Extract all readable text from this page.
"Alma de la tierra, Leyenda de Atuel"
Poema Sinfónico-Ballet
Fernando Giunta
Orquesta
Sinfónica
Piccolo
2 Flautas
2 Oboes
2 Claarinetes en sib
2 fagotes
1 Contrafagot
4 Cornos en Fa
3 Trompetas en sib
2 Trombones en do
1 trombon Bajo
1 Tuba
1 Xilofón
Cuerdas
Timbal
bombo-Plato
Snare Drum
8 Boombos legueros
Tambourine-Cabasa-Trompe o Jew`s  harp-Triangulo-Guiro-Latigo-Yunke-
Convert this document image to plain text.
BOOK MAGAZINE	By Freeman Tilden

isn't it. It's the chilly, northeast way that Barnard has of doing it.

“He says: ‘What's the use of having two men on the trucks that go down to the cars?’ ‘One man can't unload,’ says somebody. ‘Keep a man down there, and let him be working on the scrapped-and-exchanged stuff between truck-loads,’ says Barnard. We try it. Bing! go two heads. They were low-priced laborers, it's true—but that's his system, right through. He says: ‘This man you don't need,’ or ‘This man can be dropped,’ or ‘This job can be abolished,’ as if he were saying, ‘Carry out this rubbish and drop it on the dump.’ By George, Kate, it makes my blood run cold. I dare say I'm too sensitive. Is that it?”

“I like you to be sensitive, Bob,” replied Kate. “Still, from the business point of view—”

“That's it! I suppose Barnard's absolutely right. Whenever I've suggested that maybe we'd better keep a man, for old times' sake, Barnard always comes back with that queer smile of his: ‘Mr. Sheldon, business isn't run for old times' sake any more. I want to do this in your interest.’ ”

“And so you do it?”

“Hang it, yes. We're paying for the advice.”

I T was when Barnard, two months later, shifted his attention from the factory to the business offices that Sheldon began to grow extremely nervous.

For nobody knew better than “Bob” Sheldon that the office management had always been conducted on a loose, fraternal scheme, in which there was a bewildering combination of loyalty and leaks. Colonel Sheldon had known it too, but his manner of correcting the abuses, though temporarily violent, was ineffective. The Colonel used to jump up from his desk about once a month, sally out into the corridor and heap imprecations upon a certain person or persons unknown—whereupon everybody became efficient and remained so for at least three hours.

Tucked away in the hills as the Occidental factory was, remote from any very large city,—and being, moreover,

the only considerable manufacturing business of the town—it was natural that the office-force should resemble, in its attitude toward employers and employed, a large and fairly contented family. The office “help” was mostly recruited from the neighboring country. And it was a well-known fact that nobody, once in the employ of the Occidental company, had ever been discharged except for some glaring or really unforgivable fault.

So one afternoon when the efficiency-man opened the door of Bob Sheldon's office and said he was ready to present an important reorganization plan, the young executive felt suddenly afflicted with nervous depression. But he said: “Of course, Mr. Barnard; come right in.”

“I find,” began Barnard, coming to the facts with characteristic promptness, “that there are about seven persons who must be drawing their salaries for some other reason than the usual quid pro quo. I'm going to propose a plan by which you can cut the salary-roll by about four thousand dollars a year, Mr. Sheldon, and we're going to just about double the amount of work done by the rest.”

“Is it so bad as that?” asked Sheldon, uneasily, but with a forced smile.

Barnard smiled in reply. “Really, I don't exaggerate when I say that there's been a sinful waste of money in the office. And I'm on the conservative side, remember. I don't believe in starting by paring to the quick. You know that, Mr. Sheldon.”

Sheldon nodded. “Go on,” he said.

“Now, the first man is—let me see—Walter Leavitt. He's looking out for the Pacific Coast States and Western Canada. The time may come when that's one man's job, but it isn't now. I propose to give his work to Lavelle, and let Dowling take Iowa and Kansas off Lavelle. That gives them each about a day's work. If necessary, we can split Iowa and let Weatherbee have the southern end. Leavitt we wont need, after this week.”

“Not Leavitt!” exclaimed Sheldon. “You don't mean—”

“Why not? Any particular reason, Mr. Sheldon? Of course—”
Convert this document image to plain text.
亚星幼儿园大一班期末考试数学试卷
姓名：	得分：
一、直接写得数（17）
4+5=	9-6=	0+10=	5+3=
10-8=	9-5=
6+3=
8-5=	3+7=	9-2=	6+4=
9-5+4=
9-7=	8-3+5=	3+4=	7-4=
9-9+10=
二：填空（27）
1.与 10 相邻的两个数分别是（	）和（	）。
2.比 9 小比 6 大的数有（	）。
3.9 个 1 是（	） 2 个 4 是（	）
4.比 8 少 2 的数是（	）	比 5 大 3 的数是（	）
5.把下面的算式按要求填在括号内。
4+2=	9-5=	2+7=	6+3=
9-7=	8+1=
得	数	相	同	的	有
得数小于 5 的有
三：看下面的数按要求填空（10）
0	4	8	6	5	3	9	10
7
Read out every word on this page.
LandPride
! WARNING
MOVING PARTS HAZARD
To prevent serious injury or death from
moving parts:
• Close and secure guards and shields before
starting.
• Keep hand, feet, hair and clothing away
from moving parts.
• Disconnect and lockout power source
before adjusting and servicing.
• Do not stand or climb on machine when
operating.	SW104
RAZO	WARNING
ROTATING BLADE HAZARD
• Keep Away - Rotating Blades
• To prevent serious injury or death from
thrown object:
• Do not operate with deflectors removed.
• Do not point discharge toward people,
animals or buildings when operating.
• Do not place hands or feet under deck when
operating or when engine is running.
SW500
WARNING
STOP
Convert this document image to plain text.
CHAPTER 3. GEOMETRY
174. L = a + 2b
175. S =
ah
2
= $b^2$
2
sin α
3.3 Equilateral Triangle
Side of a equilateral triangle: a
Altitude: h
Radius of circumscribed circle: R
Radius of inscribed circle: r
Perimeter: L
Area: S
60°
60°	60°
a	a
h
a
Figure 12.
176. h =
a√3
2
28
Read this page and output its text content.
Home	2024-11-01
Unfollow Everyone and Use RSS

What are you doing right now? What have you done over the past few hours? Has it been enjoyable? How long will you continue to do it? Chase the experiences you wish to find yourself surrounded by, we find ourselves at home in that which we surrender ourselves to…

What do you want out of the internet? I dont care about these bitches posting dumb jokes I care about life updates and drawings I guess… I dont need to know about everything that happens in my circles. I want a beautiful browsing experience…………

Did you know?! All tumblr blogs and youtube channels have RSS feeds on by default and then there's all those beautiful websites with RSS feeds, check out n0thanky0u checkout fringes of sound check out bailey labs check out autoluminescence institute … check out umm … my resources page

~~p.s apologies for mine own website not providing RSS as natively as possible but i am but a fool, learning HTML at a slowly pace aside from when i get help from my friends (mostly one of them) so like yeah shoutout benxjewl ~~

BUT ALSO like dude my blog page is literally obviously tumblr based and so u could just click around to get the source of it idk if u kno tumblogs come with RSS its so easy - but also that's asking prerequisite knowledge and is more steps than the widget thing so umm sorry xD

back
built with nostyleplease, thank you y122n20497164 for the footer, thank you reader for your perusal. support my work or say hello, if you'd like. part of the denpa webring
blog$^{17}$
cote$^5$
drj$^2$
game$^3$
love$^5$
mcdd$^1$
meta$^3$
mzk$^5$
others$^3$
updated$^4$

• _TO BE DONE_
Restate each record word for word.

• _RESPONSE TO THE EXERCISE_
Extract all readable text from this page.
"Alma de la tierra, Leyenda de Atuel"
Poema Sinfónico-Ballet
Fernando Giunta
Orquesta
Sinfónica
Piccolo
2 Flautas
2 Oboes
2 Claarinetes en sib
2 fagotes
1 Contrafagot
4 Cornos en Fa
3 Trompetas en sib
2 Trombones en do
1 trombon Bajo
1 Tuba
1 Xilofón
Cuerdas
Timbal
bombo-Plato
Snare Drum
8 Boombos legueros
Tambourine-Cabasa-Trompe o Jew`s  harp-Triangulo-Guiro-Latigo-Yunke-
Convert this document image to plain text.
BOOK MAGAZINE	By Freeman Tilden

isn't it. It's the chilly, northeast way that Barnard has of doing it.

“He says: ‘What's the use of having two men on the trucks that go down to the cars?’ ‘One man can't unload,’ says somebody. ‘Keep a man down there, and let him be working on the scrapped-and-exchanged stuff between truck-loads,’ says Barnard. We try it. Bing! go two heads. They were low-priced laborers, it's true—but that's his system, right through. He says: ‘This man you don't need,’ or ‘This man can be dropped,’ or ‘This job can be abolished,’ as if he were saying, ‘Carry out this rubbish and drop it on the dump.’ By George, Kate, it makes my blood run cold. I dare say I'm too sensitive. Is that it?”

“I like you to be sensitive, Bob,” replied Kate. “Still, from the business point of view—”

“That's it! I suppose Barnard's absolutely right. Whenever I've suggested that maybe we'd better keep a man, for old times' sake, Barnard always comes back with that queer smile of his: ‘Mr. Sheldon, business isn't run for old times' sake any more. I want to do this in your interest.’ ”

“And so you do it?”

“Hang it, yes. We're paying for the advice.”

I T was when Barnard, two months later, shifted his attention from the factory to the business offices that Sheldon began to grow extremely nervous.

For nobody knew better than “Bob” Sheldon that the office management had always been conducted on a loose, fraternal scheme, in which there was a bewildering combination of loyalty and leaks. Colonel Sheldon had known it too, but his manner of correcting the abuses, though temporarily violent, was ineffective. The Colonel used to jump up from his desk about once a month, sally out into the corridor and heap imprecations upon a certain person or persons unknown—whereupon everybody became efficient and remained so for at least three hours.

Tucked away in the hills as the Occidental factory was, remote from any very large city,—and being, moreover,

the only considerable manufacturing business of the town—it was natural that the office-force should resemble, in its attitude toward employers and employed, a large and fairly contented family. The office “help” was mostly recruited from the neighboring country. And it was a well-known fact that nobody, once in the employ of the Occidental company, had ever been discharged except for some glaring or really unforgivable fault.

So one afternoon when the efficiency-man opened the door of Bob Sheldon's office and said he was ready to present an important reorganization plan, the young executive felt suddenly afflicted with nervous depression. But he said: “Of course, Mr. Barnard; come right in.”

“I find,” began Barnard, coming to the facts with characteristic promptness, “that there are about seven persons who must be drawing their salaries for some other reason than the usual quid pro quo. I'm going to propose a plan by which you can cut the salary-roll by about four thousand dollars a year, Mr. Sheldon, and we're going to just about double the amount of work done by the rest.”

“Is it so bad as that?” asked Sheldon, uneasily, but with a forced smile.

Barnard smiled in reply. “Really, I don't exaggerate when I say that there's been a sinful waste of money in the office. And I'm on the conservative side, remember. I don't believe in starting by paring to the quick. You know that, Mr. Sheldon.”

Sheldon nodded. “Go on,” he said.

“Now, the first man is—let me see—Walter Leavitt. He's looking out for the Pacific Coast States and Western Canada. The time may come when that's one man's job, but it isn't now. I propose to give his work to Lavelle, and let Dowling take Iowa and Kansas off Lavelle. That gives them each about a day's work. If necessary, we can split Iowa and let Weatherbee have the southern end. Leavitt we wont need, after this week.”

“Not Leavitt!” exclaimed Sheldon. “You don't mean—”

“Why not? Any particular reason, Mr. Sheldon? Of course—”
Convert this document image to plain text.
亚星幼儿园大一班期末考试数学试卷
姓名：	得分：
一、直接写得数（17）
4+5=	9-6=	0+10=	5+3=
10-8=	9-5=
6+3=
8-5=	3+7=	9-2=	6+4=
9-5+4=
9-7=	8-3+5=	3+4=	7-4=
9-9+10=
二：填空（27）
1.与 10 相邻的两个数分别是（	）和（	）。
2.比 9 小比 6 大的数有（	）。
3.9 个 1 是（	） 2 个 4 是（	）
4.比 8 少 2 的数是（	）	比 5 大 3 的数是（	）
5.把下面的算式按要求填在括号内。
4+2=	9-5=	2+7=	6+3=
9-7=	8+1=
得	数	相	同	的	有
得数小于 5 的有
三：看下面的数按要求填空（10）
0	4	8	6	5	3	9	10
7
Read out every word on this page.
LandPride
! WARNING
MOVING PARTS HAZARD
To prevent serious injury or death from
moving parts:
• Close and secure guards and shields before
starting.
• Keep hand, feet, hair and clothing away
from moving parts.
• Disconnect and lockout power source
before adjusting and servicing.
• Do not stand or climb on machine when
operating.	SW104
RAZO	WARNING
ROTATING BLADE HAZARD
• Keep Away - Rotating Blades
• To prevent serious injury or death from
thrown object:
• Do not operate with deflectors removed.
• Do not point discharge toward people,
animals or buildings when operating.
• Do not place hands or feet under deck when
operating or when engine is running.
SW500
WARNING
STOP
Convert this document image to plain text.
CHAPTER 3. GEOMETRY
174. L = a + 2b
175. S =
ah
2
= $b^2$
2
sin α
3.3 Equilateral Triangle
Side of a equilateral triangle: a
Altitude: h
Radius of circumscribed circle: R
Radius of inscribed circle: r
Perimeter: L
Area: S
60°
60°	60°
a	a
h
a
Figure 12.
176. h =
a√3
2
28
Read this page and output its text content.
Home	2024-11-01
Unfollow Everyone and Use RSS

What are you doing right now? What have you done over the past few hours? Has it been enjoyable? How long will you continue to do it? Chase the experiences you wish to find yourself surrounded by, we find ourselves at home in that which we surrender ourselves to…

What do you want out of the internet? I dont care about these bitches posting dumb jokes I care about life updates and drawings I guess… I dont need to know about everything that happens in my circles. I want a beautiful browsing experience…………

Did you know?! All tumblr blogs and youtube channels have RSS feeds on by default and then there's all those beautiful websites with RSS feeds, check out n0thanky0u checkout fringes of sound check out bailey labs check out autoluminescence institute … check out umm … my resources page

~~p.s apologies for mine own website not providing RSS as natively as possible but i am but a fool, learning HTML at a slowly pace aside from when i get help from my friends (mostly one of them) so like yeah shoutout benxjewl ~~

BUT ALSO like dude my blog page is literally obviously tumblr based and so u could just click around to get the source of it idk if u kno tumblogs come with RSS its so easy - but also that's asking prerequisite knowledge and is more steps than the widget thing so umm sorry xD

back
built with nostyleplease, thank you y122n20497164 for the footer, thank you reader for your perusal. support my work or say hello, if you'd like. part of the denpa webring
blog$^{17}$
cote$^5$
drj$^2$
game$^3$
love$^5$
mcdd$^1$
meta$^3$
mzk$^5$
others$^3$
updated$^4$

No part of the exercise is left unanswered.